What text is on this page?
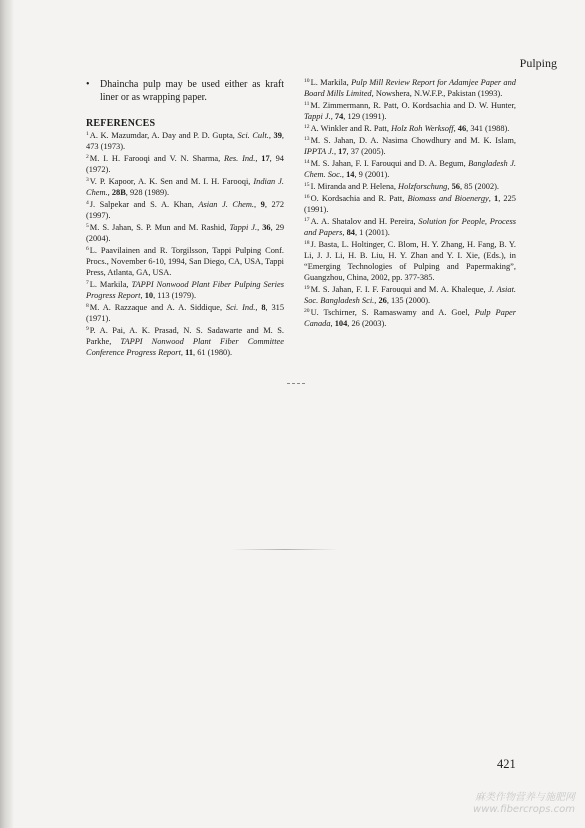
Pulping
• Dhaincha pulp may be used either as kraft liner or as wrapping paper.
REFERENCES
$^1$A. K. Mazumdar, A. Day and P. D. Gupta, Sci. Cult., 39, 473 (1973).
$^2$M. I. H. Farooqi and V. N. Sharma, Res. Ind., 17, 94 (1972).
$^3$V. P. Kapoor, A. K. Sen and M. I. H. Farooqi, Indian J. Chem., 28B, 928 (1989).
$^4$J. Salpekar and S. A. Khan, Asian J. Chem., 9, 272 (1997).
$^5$M. S. Jahan, S. P. Mun and M. Rashid, Tappi J., 36, 29 (2004).
$^6$L. Paavilainen and R. Torgilsson, Tappi Pulping Conf. Procs., November 6-10, 1994, San Diego, CA, USA, Tappi Press, Atlanta, GA, USA.
$^7$L. Markila, TAPPI Nonwood Plant Fiber Pulping Series Progress Report, 10, 113 (1979).
$^8$M. A. Razzaque and A. A. Siddique, Sci. Ind., 8, 315 (1971).
$^9$P. A. Pai, A. K. Prasad, N. S. Sadawarte and M. S. Parkhe, TAPPI Nonwood Plant Fiber Committee Conference Progress Report, 11, 61 (1980).
$^{10}$L. Markila, Pulp Mill Review Report for Adamjee Paper and Board Mills Limited, Nowshera, N.W.F.P., Pakistan (1993).
$^{11}$M. Zimmermann, R. Patt, O. Kordsachia and D. W. Hunter, Tappi J., 74, 129 (1991).
$^{12}$A. Winkler and R. Patt, Holz Roh Werksoff, 46, 341 (1988).
$^{13}$M. S. Jahan, D. A. Nasima Chowdhury and M. K. Islam, IPPTA J., 17, 37 (2005).
$^{14}$M. S. Jahan, F. I. Farouqui and D. A. Begum, Bangladesh J. Chem. Soc., 14, 9 (2001).
$^{15}$I. Miranda and P. Helena, Holzforschung, 56, 85 (2002).
$^{16}$O. Kordsachia and R. Patt, Biomass and Bioenergy, 1, 225 (1991).
$^{17}$A. A. Shatalov and H. Pereira, Solution for People, Process and Papers, 84, 1 (2001).
$^{18}$J. Basta, L. Holtinger, C. Blom, H. Y. Zhang, H. Fang, B. Y. Li, J. J. Li, H. B. Liu, H. Y. Zhan and Y. I. Xie, (Eds.), in “Emerging Technologies of Pulping and Papermaking”, Guangzhou, China, 2002, pp. 377-385.
$^{19}$M. S. Jahan, F. I. F. Farouqui and M. A. Khaleque, J. Asiat. Soc. Bangladesh Sci., 26, 135 (2000).
$^{20}$U. Tschirner, S. Ramaswamy and A. Goel, Pulp Paper Canada, 104, 26 (2003).
421
麻类作物营养与施肥网
www.fibercrops.com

• Set problem: With the pictures left out, transcribe the material exactly.

• Solution to this task:
What text is on this page?
Pulping
• Dhaincha pulp may be used either as kraft liner or as wrapping paper.
REFERENCES
$^1$A. K. Mazumdar, A. Day and P. D. Gupta, Sci. Cult., 39, 473 (1973).
$^2$M. I. H. Farooqi and V. N. Sharma, Res. Ind., 17, 94 (1972).
$^3$V. P. Kapoor, A. K. Sen and M. I. H. Farooqi, Indian J. Chem., 28B, 928 (1989).
$^4$J. Salpekar and S. A. Khan, Asian J. Chem., 9, 272 (1997).
$^5$M. S. Jahan, S. P. Mun and M. Rashid, Tappi J., 36, 29 (2004).
$^6$L. Paavilainen and R. Torgilsson, Tappi Pulping Conf. Procs., November 6-10, 1994, San Diego, CA, USA, Tappi Press, Atlanta, GA, USA.
$^7$L. Markila, TAPPI Nonwood Plant Fiber Pulping Series Progress Report, 10, 113 (1979).
$^8$M. A. Razzaque and A. A. Siddique, Sci. Ind., 8, 315 (1971).
$^9$P. A. Pai, A. K. Prasad, N. S. Sadawarte and M. S. Parkhe, TAPPI Nonwood Plant Fiber Committee Conference Progress Report, 11, 61 (1980).
$^{10}$L. Markila, Pulp Mill Review Report for Adamjee Paper and Board Mills Limited, Nowshera, N.W.F.P., Pakistan (1993).
$^{11}$M. Zimmermann, R. Patt, O. Kordsachia and D. W. Hunter, Tappi J., 74, 129 (1991).
$^{12}$A. Winkler and R. Patt, Holz Roh Werksoff, 46, 341 (1988).
$^{13}$M. S. Jahan, D. A. Nasima Chowdhury and M. K. Islam, IPPTA J., 17, 37 (2005).
$^{14}$M. S. Jahan, F. I. Farouqui and D. A. Begum, Bangladesh J. Chem. Soc., 14, 9 (2001).
$^{15}$I. Miranda and P. Helena, Holzforschung, 56, 85 (2002).
$^{16}$O. Kordsachia and R. Patt, Biomass and Bioenergy, 1, 225 (1991).
$^{17}$A. A. Shatalov and H. Pereira, Solution for People, Process and Papers, 84, 1 (2001).
$^{18}$J. Basta, L. Holtinger, C. Blom, H. Y. Zhang, H. Fang, B. Y. Li, J. J. Li, H. B. Liu, H. Y. Zhan and Y. I. Xie, (Eds.), in “Emerging Technologies of Pulping and Papermaking”, Guangzhou, China, 2002, pp. 377-385.
$^{19}$M. S. Jahan, F. I. F. Farouqui and M. A. Khaleque, J. Asiat. Soc. Bangladesh Sci., 26, 135 (2000).
$^{20}$U. Tschirner, S. Ramaswamy and A. Goel, Pulp Paper Canada, 104, 26 (2003).
421
麻类作物营养与施肥网
www.fibercrops.com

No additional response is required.